The request. Gather each line from the items below that contains the string "swatch". The match is case-sensitive.

Box coordinate listings
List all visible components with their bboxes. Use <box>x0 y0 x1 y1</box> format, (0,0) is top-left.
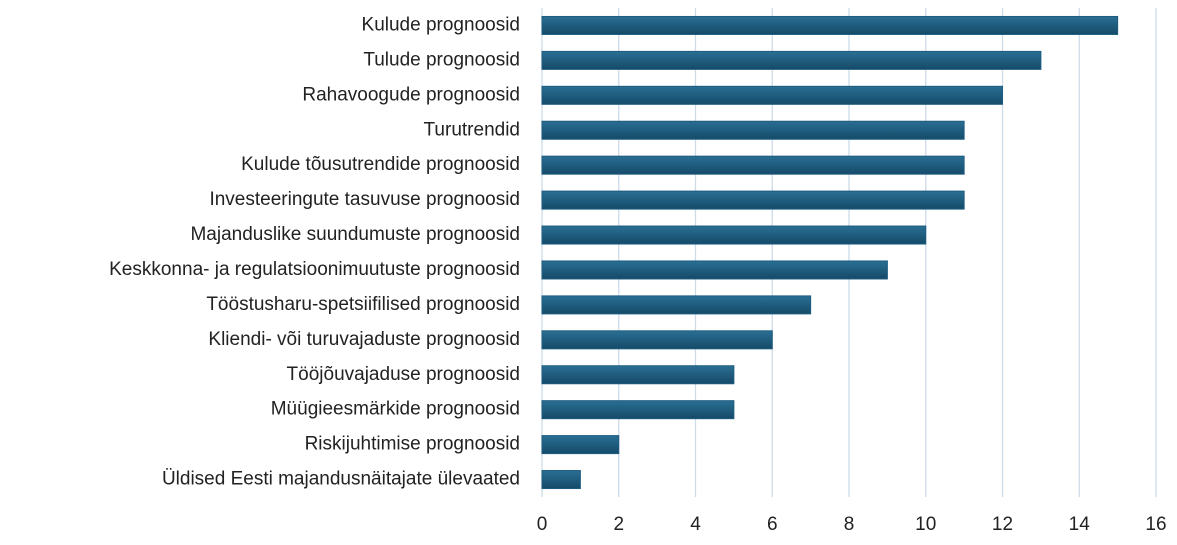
bar <box>541 295 812 315</box>
bar <box>541 260 888 280</box>
bar <box>541 50 1042 70</box>
x-tick-label: 6 <box>767 514 778 535</box>
x-tick-label: 10 <box>915 514 936 535</box>
x-tick-label: 2 <box>613 514 624 535</box>
x-tick-label: 0 <box>537 514 548 535</box>
y-tick-label: Kulude tõusutrendide prognoosid <box>241 154 520 175</box>
bar <box>541 155 965 175</box>
y-tick-label: Üldised Eesti majandusnäitajate ülevaate… <box>162 469 520 490</box>
x-tick-label: 16 <box>1145 514 1166 535</box>
y-tick-label: Kliendi- või turuvajaduste prognoosid <box>208 329 520 350</box>
y-tick-label: Majanduslike suundumuste prognoosid <box>190 224 520 245</box>
x-tick-label: 4 <box>690 514 701 535</box>
y-tick-label: Tulude prognoosid <box>363 49 520 70</box>
y-tick-label: Keskkonna- ja regulatsioonimuutuste prog… <box>109 259 520 280</box>
y-tick-label: Investeeringute tasuvuse prognoosid <box>209 189 520 210</box>
bar <box>541 330 773 350</box>
x-tick-label: 12 <box>992 514 1013 535</box>
bar <box>541 470 581 490</box>
bar <box>541 365 735 385</box>
bar <box>541 15 1119 35</box>
x-tick-label: 14 <box>1069 514 1091 535</box>
x-tick-label: 8 <box>844 514 855 535</box>
y-tick-label: Müügieesmärkide prognoosid <box>271 399 520 420</box>
bar <box>541 225 927 245</box>
bar <box>541 435 620 455</box>
bar <box>541 400 735 420</box>
y-tick-label: Kulude prognoosid <box>362 14 520 35</box>
bar <box>541 190 965 210</box>
bar <box>541 120 965 140</box>
y-tick-label: Tööstusharu-spetsiifilised prognoosid <box>206 294 520 315</box>
bar <box>541 85 1003 105</box>
y-tick-label: Turutrendid <box>424 119 520 140</box>
y-tick-label: Rahavoogude prognoosid <box>302 84 520 105</box>
y-tick-label: Riskijuhtimise prognoosid <box>305 434 520 455</box>
y-tick-label: Tööjõuvajaduse prognoosid <box>287 364 520 385</box>
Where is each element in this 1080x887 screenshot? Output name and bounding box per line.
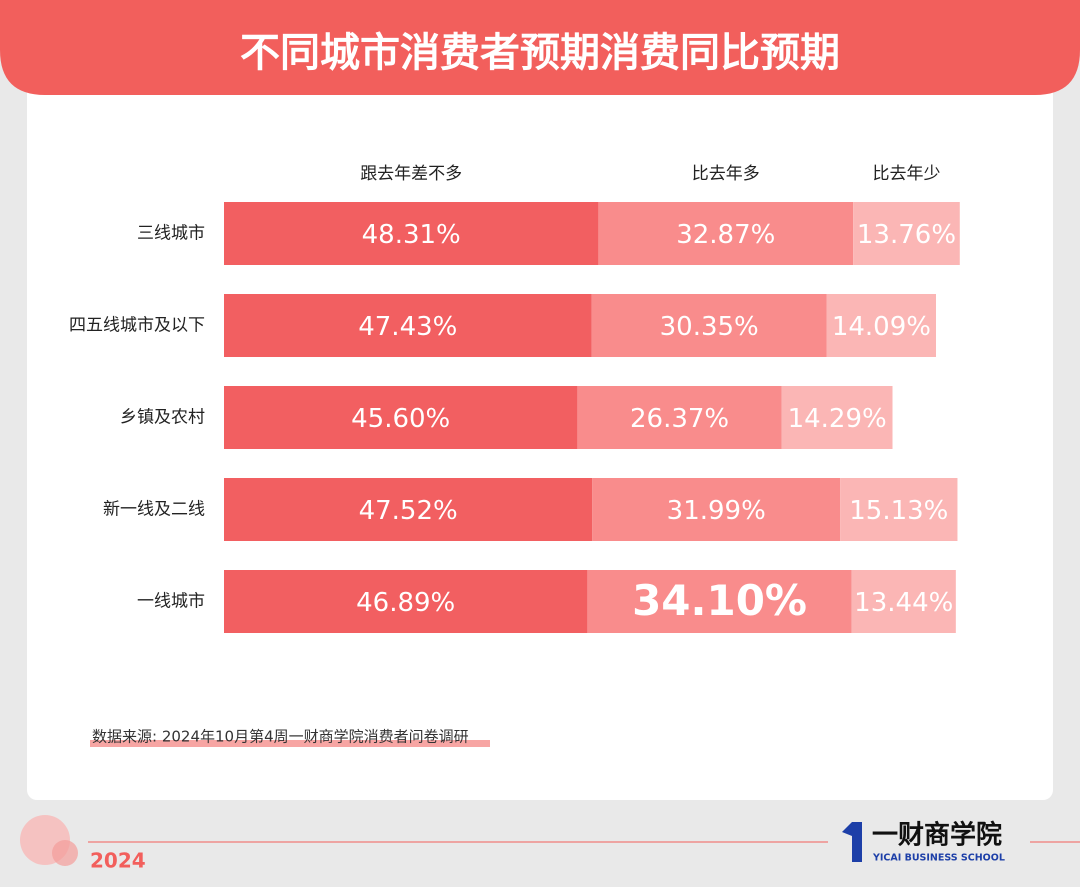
brand-en: YICAI BUSINESS SCHOOL (872, 853, 1005, 864)
category-label: 四五线城市及以下 (69, 316, 205, 336)
legend-label: 比去年多 (692, 164, 760, 184)
value-label: 34.10% (632, 576, 807, 625)
header (0, 0, 1080, 95)
bar-segment (224, 478, 593, 541)
year: 2024 (90, 849, 146, 873)
source: 数据来源: 2024年10月第4周一财商学院消费者问卷调研 (92, 728, 469, 746)
value-label: 48.31% (362, 220, 461, 250)
value-label: 32.87% (676, 220, 775, 250)
value-label: 13.76% (857, 220, 956, 250)
legend-label: 比去年少 (872, 164, 940, 184)
bar-segment (840, 478, 958, 541)
bar-segment (224, 570, 588, 633)
value-label: 13.44% (854, 588, 953, 618)
brand: 一财商学院 (872, 820, 1002, 851)
value-label: 15.13% (849, 496, 948, 526)
value-label: 30.35% (660, 312, 759, 342)
value-label: 46.89% (356, 588, 455, 618)
bar-segment (591, 294, 827, 357)
value-label: 26.37% (630, 404, 729, 434)
value-label: 31.99% (667, 496, 766, 526)
source-highlight (90, 740, 490, 747)
value-label: 45.60% (351, 404, 450, 434)
bar-segment (781, 386, 893, 449)
legend-label: 跟去年差不多 (360, 164, 462, 184)
value-label: 47.43% (358, 312, 457, 342)
bar-segment (587, 570, 852, 633)
logo-mark (842, 822, 862, 862)
category-label: 三线城市 (137, 224, 205, 244)
bar-segment (598, 202, 854, 265)
category-label: 乡镇及农村 (120, 408, 205, 428)
decor-circle (52, 840, 78, 866)
bar-segment (592, 478, 841, 541)
bar-segment (851, 570, 956, 633)
chart-title: 不同城市消费者预期消费同比预期 (240, 30, 840, 76)
category-label: 一线城市 (137, 592, 205, 612)
value-label: 14.09% (832, 312, 931, 342)
bar-segment (577, 386, 782, 449)
bar-segment (224, 202, 599, 265)
value-label: 14.29% (788, 404, 887, 434)
bar-segment (853, 202, 960, 265)
bar-segment (224, 294, 592, 357)
bar-segment (826, 294, 936, 357)
category-label: 新一线及二线 (103, 500, 205, 520)
value-label: 47.52% (359, 496, 458, 526)
bar-segment (224, 386, 578, 449)
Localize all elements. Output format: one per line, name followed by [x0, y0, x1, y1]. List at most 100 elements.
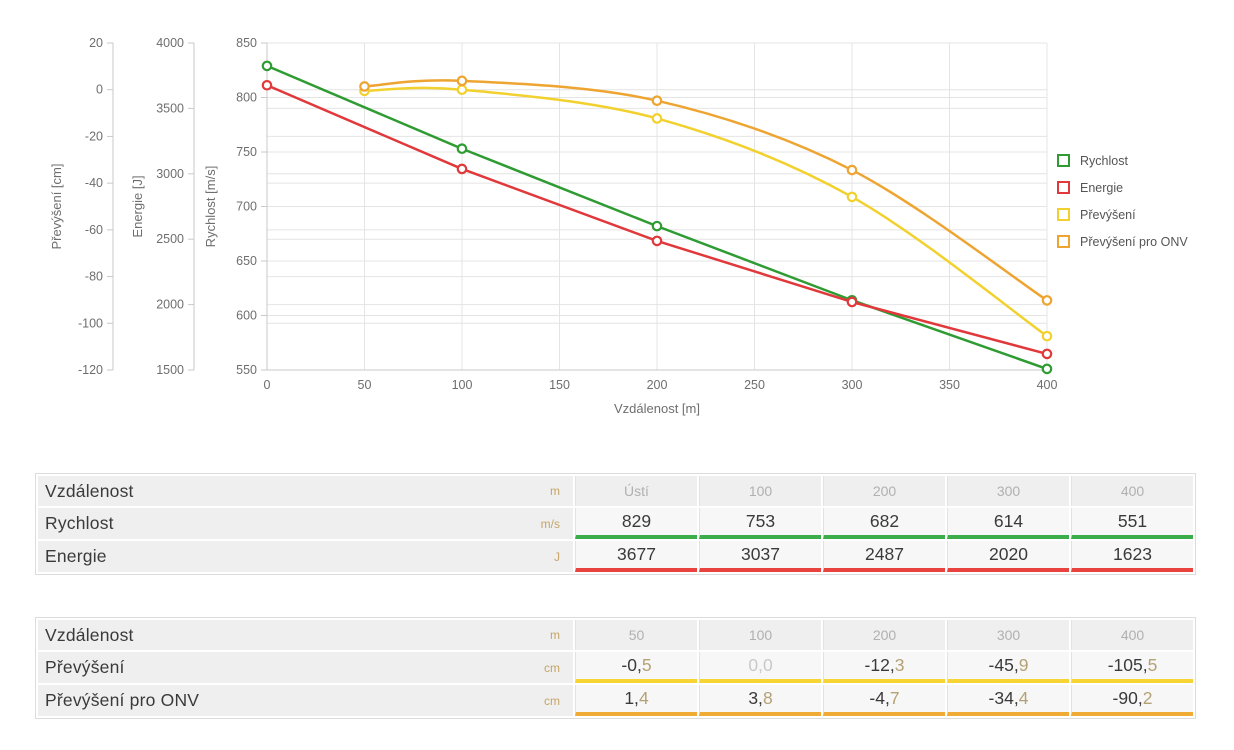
legend-swatch-prevyseni-onv — [1057, 235, 1070, 248]
legend-label: Převýšení — [1080, 207, 1136, 222]
data-point-prevyseni[interactable] — [651, 113, 663, 124]
svg-text:20: 20 — [89, 36, 103, 50]
data-point-rychlost[interactable] — [456, 143, 468, 155]
svg-text:-20: -20 — [85, 129, 103, 143]
value-cell: -4,7 — [823, 685, 945, 716]
data-point-energie[interactable] — [846, 296, 858, 308]
value-cell: -12,3 — [823, 652, 945, 683]
value-cell: 3677 — [575, 541, 697, 572]
data-point-rychlost[interactable] — [651, 220, 663, 232]
value-cell: 829 — [575, 508, 697, 539]
svg-text:1500: 1500 — [156, 363, 184, 377]
svg-text:-40: -40 — [85, 176, 103, 190]
row-unit: cm — [544, 660, 560, 675]
svg-text:850: 850 — [236, 36, 257, 50]
value-cell: -34,4 — [947, 685, 1069, 716]
row-label-cell: Energie J — [38, 541, 573, 572]
svg-text:3000: 3000 — [156, 167, 184, 181]
data-point-rychlost[interactable] — [261, 60, 273, 72]
row-unit: m — [550, 484, 560, 498]
data-point-energie[interactable] — [456, 163, 468, 175]
svg-text:200: 200 — [647, 378, 668, 392]
table-row-prevyseni-onv: Převýšení pro ONV cm 1,4 3,8 -4,7 -34,4 … — [38, 685, 1193, 716]
data-point-prevyseni-onv[interactable] — [651, 95, 663, 106]
table-row-prevyseni: Převýšení cm -0,5 0,0 -12,3 -45,9 -105,5 — [38, 652, 1193, 683]
legend-label: Energie — [1080, 180, 1124, 195]
svg-text:100: 100 — [452, 378, 473, 392]
table-header-row: Vzdálenost m 50 100 200 300 400 — [38, 620, 1193, 650]
svg-text:250: 250 — [744, 378, 765, 392]
series-rychlost — [261, 60, 1053, 375]
svg-text:600: 600 — [236, 309, 257, 323]
value-cell: 551 — [1071, 508, 1193, 539]
column-header: 300 — [947, 620, 1069, 650]
svg-text:0: 0 — [264, 378, 271, 392]
row-label: Převýšení pro ONV — [45, 690, 200, 710]
row-label-cell: Vzdálenost m — [38, 476, 573, 506]
svg-text:-60: -60 — [85, 223, 103, 237]
svg-text:150: 150 — [549, 378, 570, 392]
data-point-prevyseni[interactable] — [1041, 330, 1053, 342]
value-cell: 682 — [823, 508, 945, 539]
row-unit: J — [554, 549, 560, 564]
value-cell: 1623 — [1071, 541, 1193, 572]
data-point-prevyseni-onv[interactable] — [846, 164, 858, 176]
row-label: Převýšení — [45, 657, 125, 677]
value-cell: -105,5 — [1071, 652, 1193, 683]
series-energie — [261, 79, 1053, 360]
svg-text:800: 800 — [236, 91, 257, 105]
data-point-rychlost[interactable] — [1041, 363, 1053, 375]
value-cell: -45,9 — [947, 652, 1069, 683]
value-cell: 1,4 — [575, 685, 697, 716]
legend-item-prevyseni[interactable]: Převýšení — [1057, 206, 1188, 223]
row-label-cell: Převýšení cm — [38, 652, 573, 683]
svg-text:0: 0 — [96, 83, 103, 97]
row-unit: m — [550, 628, 560, 642]
velocity-energy-table: Vzdálenost m Ústí 100 200 300 400 Rychlo… — [35, 473, 1196, 575]
data-point-energie[interactable] — [651, 235, 663, 247]
gridlines — [266, 42, 1048, 371]
value-cell: 2020 — [947, 541, 1069, 572]
data-point-energie[interactable] — [1041, 348, 1053, 360]
ballistics-chart: 0 50 100 150 200 250 300 350 400 Vzdálenost [m] 20… — [49, 36, 1188, 416]
legend-item-prevyseni-onv[interactable]: Převýšení pro ONV — [1057, 233, 1188, 250]
data-point-prevyseni-onv[interactable] — [359, 81, 370, 92]
svg-text:350: 350 — [939, 378, 960, 392]
svg-text:-120: -120 — [78, 363, 103, 377]
legend-label: Převýšení pro ONV — [1080, 234, 1188, 249]
data-point-prevyseni[interactable] — [846, 191, 858, 203]
legend-item-rychlost[interactable]: Rychlost — [1057, 152, 1188, 169]
data-point-prevyseni-onv[interactable] — [1041, 295, 1053, 306]
legend-label: Rychlost — [1080, 153, 1128, 168]
row-unit: m/s — [540, 516, 560, 531]
data-point-energie[interactable] — [261, 79, 273, 91]
x-axis-title: Vzdálenost [m] — [614, 401, 700, 416]
value-cell: 2487 — [823, 541, 945, 572]
data-point-prevyseni-onv[interactable] — [456, 75, 468, 87]
legend-swatch-prevyseni — [1057, 208, 1070, 221]
table-row-energie: Energie J 3677 3037 2487 2020 1623 — [38, 541, 1193, 572]
legend-item-energie[interactable]: Energie — [1057, 179, 1188, 196]
row-label: Energie — [45, 546, 107, 566]
row-label: Rychlost — [45, 513, 114, 533]
svg-text:650: 650 — [236, 254, 257, 268]
svg-text:50: 50 — [358, 378, 372, 392]
value-cell: 614 — [947, 508, 1069, 539]
svg-text:3500: 3500 — [156, 101, 184, 115]
column-header: 50 — [575, 620, 697, 650]
column-header: 200 — [823, 620, 945, 650]
legend-swatch-rychlost — [1057, 154, 1070, 167]
svg-text:2500: 2500 — [156, 232, 184, 246]
value-cell: 0,0 — [699, 652, 821, 683]
data-point-prevyseni[interactable] — [456, 84, 468, 96]
y-axis-title-rychlost: Rychlost [m/s] — [203, 166, 218, 248]
table-row-rychlost: Rychlost m/s 829 753 682 614 551 — [38, 508, 1193, 539]
value-cell: -90,2 — [1071, 685, 1193, 716]
y-axis-energie: 4000 3500 3000 2500 2000 1500 Energie [J] — [130, 36, 195, 377]
column-header: 100 — [699, 620, 821, 650]
value-cell: 3037 — [699, 541, 821, 572]
svg-text:-80: -80 — [85, 270, 103, 284]
legend-swatch-energie — [1057, 181, 1070, 194]
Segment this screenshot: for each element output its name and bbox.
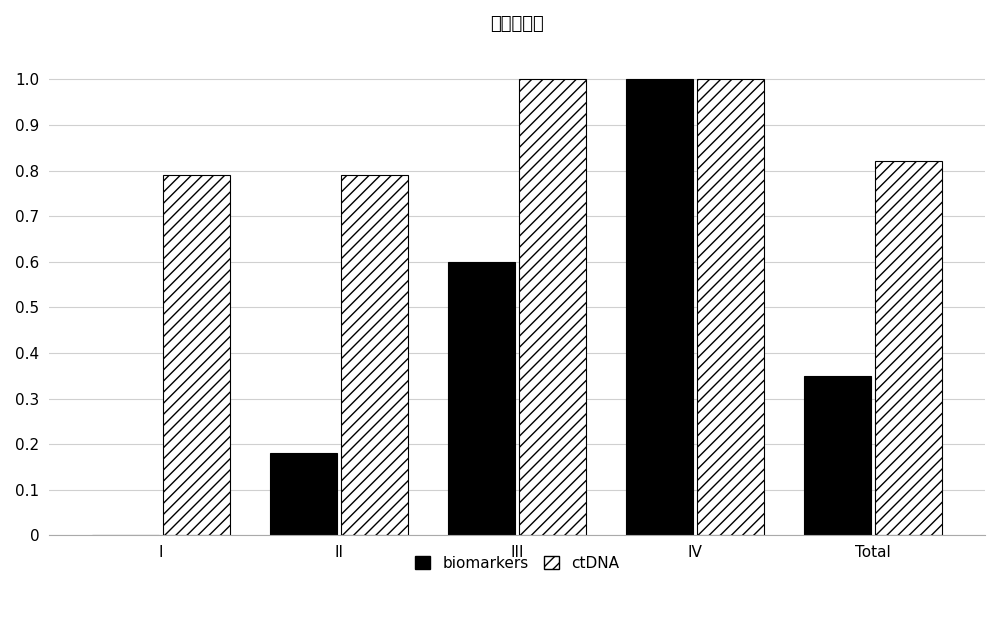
Bar (626, 79, 693, 535)
Bar (519, 79, 586, 535)
Bar (270, 454, 337, 535)
Bar (163, 175, 230, 535)
Bar (804, 376, 871, 535)
Bar (875, 162, 942, 535)
Bar (341, 175, 408, 535)
Title: 阳性检出率: 阳性检出率 (490, 15, 544, 33)
Legend: biomarkers, ctDNA: biomarkers, ctDNA (409, 550, 625, 577)
Bar (697, 79, 764, 535)
Bar (448, 262, 515, 535)
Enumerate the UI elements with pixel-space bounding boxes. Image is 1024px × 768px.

Output of the exercise.
legend-swatch-prevyseni-onv — [1057, 235, 1070, 248]
legend-swatch-prevyseni — [1057, 208, 1070, 221]
legend-swatch-rychlost — [1057, 154, 1070, 167]
legend-swatch-energie — [1057, 181, 1070, 194]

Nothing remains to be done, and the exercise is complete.